>> START

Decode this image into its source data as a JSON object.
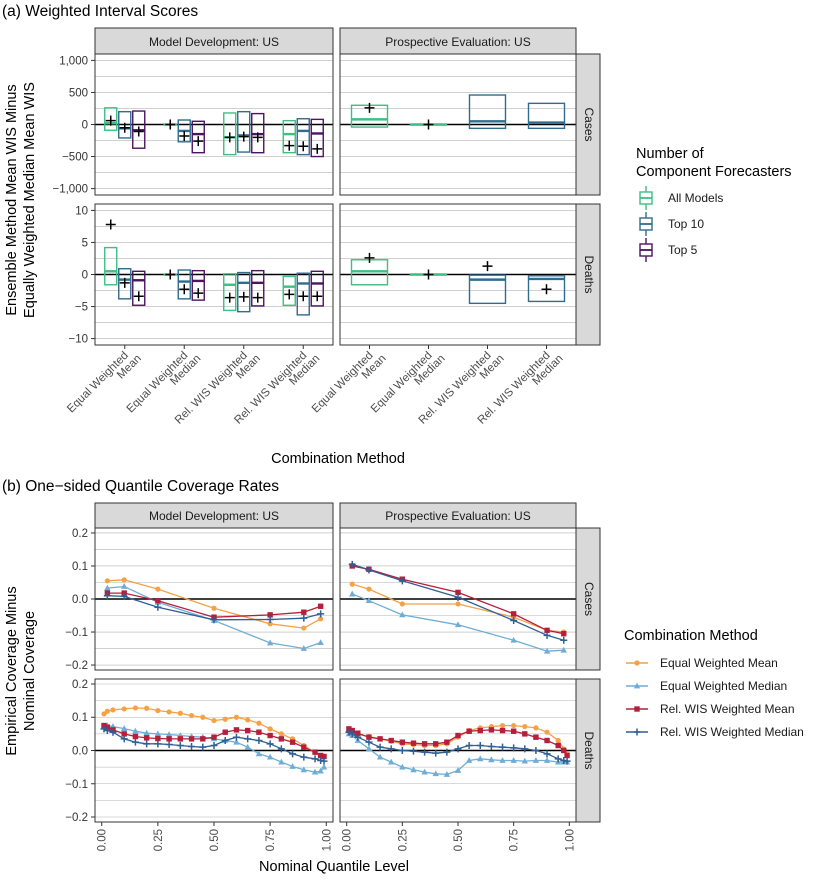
{
  "figure": {
    "panel_a_title": "(a) Weighted Interval Scores",
    "panel_b_title": "(b) One−sided Quantile Coverage Rates"
  },
  "chart_data": [
    {
      "type": "boxplot",
      "title": "(a) Weighted Interval Scores",
      "ylabel_lines": [
        "Ensemble Method Mean WIS Minus",
        "Equally Weighted Median Mean WIS"
      ],
      "xlabel": "Combination Method",
      "columns": [
        "Model Development: US",
        "Prospective Evaluation: US"
      ],
      "rows": [
        "Cases",
        "Deaths"
      ],
      "x_labels": {
        "Model Development: US": [
          [
            "Equal Weighted",
            "Mean"
          ],
          [
            "Equal Weighted",
            "Median"
          ],
          [
            "Rel. WIS Weighted",
            "Mean"
          ],
          [
            "Rel. WIS Weighted",
            "Median"
          ]
        ],
        "Prospective Evaluation: US": [
          [
            "Equal Weighted",
            "Mean"
          ],
          [
            "Equal Weighted",
            "Median"
          ],
          [
            "Rel. WIS Weighted",
            "Mean"
          ],
          [
            "Rel. WIS Weighted",
            "Median"
          ]
        ]
      },
      "y_axes": {
        "Cases": {
          "ylim": [
            -1100,
            1100
          ],
          "ticks": [
            -1000,
            -500,
            0,
            500,
            1000
          ],
          "tick_labels": [
            "−1,000",
            "−500",
            "0",
            "500",
            "1,000"
          ]
        },
        "Deaths": {
          "ylim": [
            -11,
            11
          ],
          "ticks": [
            -10,
            -5,
            0,
            5,
            10
          ],
          "tick_labels": [
            "−10",
            "−5",
            "0",
            "5",
            "10"
          ]
        }
      },
      "legend": {
        "title_lines": [
          "Number of",
          "Component Forecasters"
        ],
        "items": [
          {
            "label": "All Models",
            "color": "#3fbe83"
          },
          {
            "label": "Top 10",
            "color": "#2f6c8e"
          },
          {
            "label": "Top 5",
            "color": "#4c1460"
          }
        ]
      },
      "series": [
        {
          "column": "Model Development: US",
          "row": "Cases",
          "boxes": [
            {
              "method": 0,
              "group": "All Models",
              "q1": -90,
              "median": 20,
              "q3": 260,
              "mean": 60
            },
            {
              "method": 0,
              "group": "Top 10",
              "q1": -210,
              "median": -60,
              "q3": 200,
              "mean": -50
            },
            {
              "method": 0,
              "group": "Top 5",
              "q1": -370,
              "median": -90,
              "q3": 210,
              "mean": -110
            },
            {
              "method": 1,
              "group": "All Models",
              "q1": 0,
              "median": 0,
              "q3": 0,
              "mean": 0
            },
            {
              "method": 1,
              "group": "Top 10",
              "q1": -270,
              "median": -100,
              "q3": 70,
              "mean": -180
            },
            {
              "method": 1,
              "group": "Top 5",
              "q1": -440,
              "median": -150,
              "q3": 50,
              "mean": -260
            },
            {
              "method": 2,
              "group": "All Models",
              "q1": -470,
              "median": -200,
              "q3": 180,
              "mean": -200
            },
            {
              "method": 2,
              "group": "Top 10",
              "q1": -430,
              "median": -170,
              "q3": 200,
              "mean": -190
            },
            {
              "method": 2,
              "group": "Top 5",
              "q1": -440,
              "median": -150,
              "q3": 170,
              "mean": -200
            },
            {
              "method": 3,
              "group": "All Models",
              "q1": -440,
              "median": -150,
              "q3": 60,
              "mean": -330
            },
            {
              "method": 3,
              "group": "Top 10",
              "q1": -470,
              "median": -100,
              "q3": 90,
              "mean": -340
            },
            {
              "method": 3,
              "group": "Top 5",
              "q1": -500,
              "median": -140,
              "q3": 80,
              "mean": -380
            }
          ]
        },
        {
          "column": "Prospective Evaluation: US",
          "row": "Cases",
          "boxes": [
            {
              "method": 0,
              "group": "All Models",
              "q1": -40,
              "median": 80,
              "q3": 300,
              "mean": 260
            },
            {
              "method": 1,
              "group": "All Models",
              "q1": 0,
              "median": 0,
              "q3": 0,
              "mean": 0
            },
            {
              "method": 2,
              "group": "Top 10",
              "q1": -60,
              "median": 50,
              "q3": 460,
              "mean": null
            },
            {
              "method": 3,
              "group": "Top 10",
              "q1": -60,
              "median": 30,
              "q3": 330,
              "mean": null
            }
          ]
        },
        {
          "column": "Model Development: US",
          "row": "Deaths",
          "boxes": [
            {
              "method": 0,
              "group": "All Models",
              "q1": -1.6,
              "median": 0.5,
              "q3": 4.2,
              "mean": 7.8
            },
            {
              "method": 0,
              "group": "Top 10",
              "q1": -3.8,
              "median": -0.8,
              "q3": 0.9,
              "mean": -1.3
            },
            {
              "method": 0,
              "group": "Top 5",
              "q1": -4.8,
              "median": -0.9,
              "q3": 0.5,
              "mean": -3.4
            },
            {
              "method": 1,
              "group": "All Models",
              "q1": 0,
              "median": 0,
              "q3": 0,
              "mean": 0
            },
            {
              "method": 1,
              "group": "Top 10",
              "q1": -3.8,
              "median": -1.1,
              "q3": 0.7,
              "mean": -2.3
            },
            {
              "method": 1,
              "group": "Top 5",
              "q1": -4.0,
              "median": -1.0,
              "q3": 0.6,
              "mean": -2.9
            },
            {
              "method": 2,
              "group": "All Models",
              "q1": -5.6,
              "median": -1.6,
              "q3": 0.1,
              "mean": -3.6
            },
            {
              "method": 2,
              "group": "Top 10",
              "q1": -5.8,
              "median": -1.3,
              "q3": 0.3,
              "mean": -3.5
            },
            {
              "method": 2,
              "group": "Top 5",
              "q1": -4.9,
              "median": -1.3,
              "q3": 0.6,
              "mean": -3.6
            },
            {
              "method": 3,
              "group": "All Models",
              "q1": -4.8,
              "median": -1.9,
              "q3": -0.3,
              "mean": -3.1
            },
            {
              "method": 3,
              "group": "Top 10",
              "q1": -6.3,
              "median": -1.4,
              "q3": 0.2,
              "mean": -3.4
            },
            {
              "method": 3,
              "group": "Top 5",
              "q1": -4.9,
              "median": -1.4,
              "q3": 0.5,
              "mean": -3.4
            }
          ]
        },
        {
          "column": "Prospective Evaluation: US",
          "row": "Deaths",
          "boxes": [
            {
              "method": 0,
              "group": "All Models",
              "q1": -1.6,
              "median": 0.5,
              "q3": 2.3,
              "mean": 2.6
            },
            {
              "method": 1,
              "group": "All Models",
              "q1": 0,
              "median": 0,
              "q3": 0,
              "mean": 0
            },
            {
              "method": 2,
              "group": "Top 10",
              "q1": -4.5,
              "median": -0.8,
              "q3": -0.1,
              "mean": 1.3
            },
            {
              "method": 3,
              "group": "Top 10",
              "q1": -4.2,
              "median": -0.7,
              "q3": -0.2,
              "mean": -2.3
            }
          ]
        }
      ]
    },
    {
      "type": "line",
      "title": "(b) One−sided Quantile Coverage Rates",
      "ylabel_lines": [
        "Empirical Coverage Minus",
        "Nominal Coverage"
      ],
      "xlabel": "Nominal Quantile Level",
      "columns": [
        "Model Development: US",
        "Prospective Evaluation: US"
      ],
      "rows": [
        "Cases",
        "Deaths"
      ],
      "xlim": [
        -0.03,
        1.03
      ],
      "ylim": [
        -0.215,
        0.215
      ],
      "x_ticks": [
        0,
        0.25,
        0.5,
        0.75,
        1
      ],
      "x_tick_labels": [
        "0.00",
        "0.25",
        "0.50",
        "0.75",
        "1.00"
      ],
      "y_ticks": [
        -0.2,
        -0.1,
        0,
        0.1,
        0.2
      ],
      "y_tick_labels": [
        "−0.2",
        "−0.1",
        "0.0",
        "0.1",
        "0.2"
      ],
      "legend": {
        "title": "Combination Method",
        "items": [
          {
            "label": "Equal Weighted Mean",
            "color": "#f5a146",
            "marker": "circle"
          },
          {
            "label": "Equal Weighted Median",
            "color": "#6fadd6",
            "marker": "triangle"
          },
          {
            "label": "Rel. WIS Weighted Mean",
            "color": "#b51f3b",
            "marker": "square"
          },
          {
            "label": "Rel. WIS Weighted Median",
            "color": "#2f5f96",
            "marker": "plus"
          }
        ]
      },
      "x_cases": [
        0.025,
        0.1,
        0.25,
        0.5,
        0.75,
        0.9,
        0.975
      ],
      "x_deaths": [
        0.01,
        0.025,
        0.05,
        0.1,
        0.15,
        0.2,
        0.25,
        0.3,
        0.35,
        0.4,
        0.45,
        0.5,
        0.55,
        0.6,
        0.65,
        0.7,
        0.75,
        0.8,
        0.85,
        0.9,
        0.95,
        0.975,
        0.99
      ],
      "panels": [
        {
          "column": "Model Development: US",
          "row": "Cases",
          "series": [
            {
              "name": "Equal Weighted Mean",
              "values": [
                0.055,
                0.058,
                0.03,
                -0.028,
                -0.075,
                -0.088,
                -0.06
              ]
            },
            {
              "name": "Equal Weighted Median",
              "values": [
                0.033,
                0.038,
                -0.01,
                -0.065,
                -0.133,
                -0.15,
                -0.132
              ]
            },
            {
              "name": "Rel. WIS Weighted Mean",
              "values": [
                0.018,
                0.018,
                -0.005,
                -0.055,
                -0.048,
                -0.04,
                -0.022
              ]
            },
            {
              "name": "Rel. WIS Weighted Median",
              "values": [
                0.01,
                0.008,
                -0.025,
                -0.063,
                -0.062,
                -0.058,
                -0.045
              ]
            }
          ]
        },
        {
          "column": "Prospective Evaluation: US",
          "row": "Cases",
          "series": [
            {
              "name": "Equal Weighted Mean",
              "values": [
                0.045,
                0.03,
                -0.015,
                -0.015,
                -0.055,
                -0.095,
                -0.1
              ]
            },
            {
              "name": "Equal Weighted Median",
              "values": [
                0.015,
                -0.005,
                -0.048,
                -0.078,
                -0.125,
                -0.158,
                -0.155
              ]
            },
            {
              "name": "Rel. WIS Weighted Mean",
              "values": [
                0.1,
                0.09,
                0.06,
                0.02,
                -0.045,
                -0.095,
                -0.105
              ]
            },
            {
              "name": "Rel. WIS Weighted Median",
              "values": [
                0.105,
                0.088,
                0.055,
                0.005,
                -0.065,
                -0.11,
                -0.125
              ]
            }
          ]
        },
        {
          "column": "Model Development: US",
          "row": "Deaths",
          "series": [
            {
              "name": "Equal Weighted Mean",
              "values": [
                0.11,
                0.118,
                0.122,
                0.125,
                0.128,
                0.127,
                0.12,
                0.116,
                0.112,
                0.105,
                0.1,
                0.09,
                0.094,
                0.1,
                0.092,
                0.082,
                0.065,
                0.05,
                0.035,
                0.015,
                -0.005,
                -0.015,
                -0.018
              ]
            },
            {
              "name": "Equal Weighted Median",
              "values": [
                0.07,
                0.075,
                0.072,
                0.066,
                0.058,
                0.052,
                0.05,
                0.048,
                0.045,
                0.042,
                0.04,
                0.035,
                0.03,
                0.025,
                0.01,
                -0.01,
                -0.02,
                -0.035,
                -0.048,
                -0.058,
                -0.065,
                -0.062,
                -0.05
              ]
            },
            {
              "name": "Rel. WIS Weighted Mean",
              "values": [
                0.075,
                0.07,
                0.062,
                0.05,
                0.042,
                0.038,
                0.036,
                0.035,
                0.035,
                0.035,
                0.035,
                0.04,
                0.055,
                0.062,
                0.06,
                0.055,
                0.045,
                0.035,
                0.025,
                0.01,
                -0.005,
                -0.015,
                -0.018
              ]
            },
            {
              "name": "Rel. WIS Weighted Median",
              "values": [
                0.065,
                0.06,
                0.055,
                0.035,
                0.025,
                0.02,
                0.02,
                0.018,
                0.015,
                0.012,
                0.01,
                0.015,
                0.03,
                0.04,
                0.035,
                0.03,
                0.02,
                0.005,
                -0.01,
                -0.02,
                -0.025,
                -0.03,
                -0.032
              ]
            }
          ]
        },
        {
          "column": "Prospective Evaluation: US",
          "row": "Deaths",
          "series": [
            {
              "name": "Equal Weighted Mean",
              "values": [
                0.06,
                0.055,
                0.048,
                0.042,
                0.035,
                0.028,
                0.02,
                0.018,
                0.015,
                0.015,
                0.02,
                0.04,
                0.06,
                0.068,
                0.072,
                0.075,
                0.075,
                0.072,
                0.068,
                0.055,
                0.03,
                0.005,
                -0.01
              ]
            },
            {
              "name": "Equal Weighted Median",
              "values": [
                0.05,
                0.045,
                0.03,
                0.005,
                -0.02,
                -0.035,
                -0.05,
                -0.058,
                -0.065,
                -0.07,
                -0.072,
                -0.06,
                -0.03,
                -0.025,
                -0.028,
                -0.03,
                -0.03,
                -0.032,
                -0.03,
                -0.03,
                -0.035,
                -0.035,
                -0.035
              ]
            },
            {
              "name": "Rel. WIS Weighted Mean",
              "values": [
                0.065,
                0.06,
                0.052,
                0.04,
                0.035,
                0.03,
                0.025,
                0.022,
                0.02,
                0.02,
                0.025,
                0.045,
                0.058,
                0.06,
                0.062,
                0.06,
                0.058,
                0.05,
                0.04,
                0.03,
                0.015,
                0.0,
                -0.015
              ]
            },
            {
              "name": "Rel. WIS Weighted Median",
              "values": [
                0.055,
                0.05,
                0.04,
                0.025,
                0.01,
                0.005,
                0.0,
                -0.002,
                -0.005,
                -0.008,
                -0.005,
                0.005,
                0.015,
                0.015,
                0.012,
                0.01,
                0.008,
                0.005,
                0.0,
                -0.01,
                -0.025,
                -0.03,
                -0.032
              ]
            }
          ]
        }
      ]
    }
  ]
}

>> END

Identify every line above that includes the word "Combination", and show those lines.

      "xlabel": "Combination Method",
        "title": "Combination Method",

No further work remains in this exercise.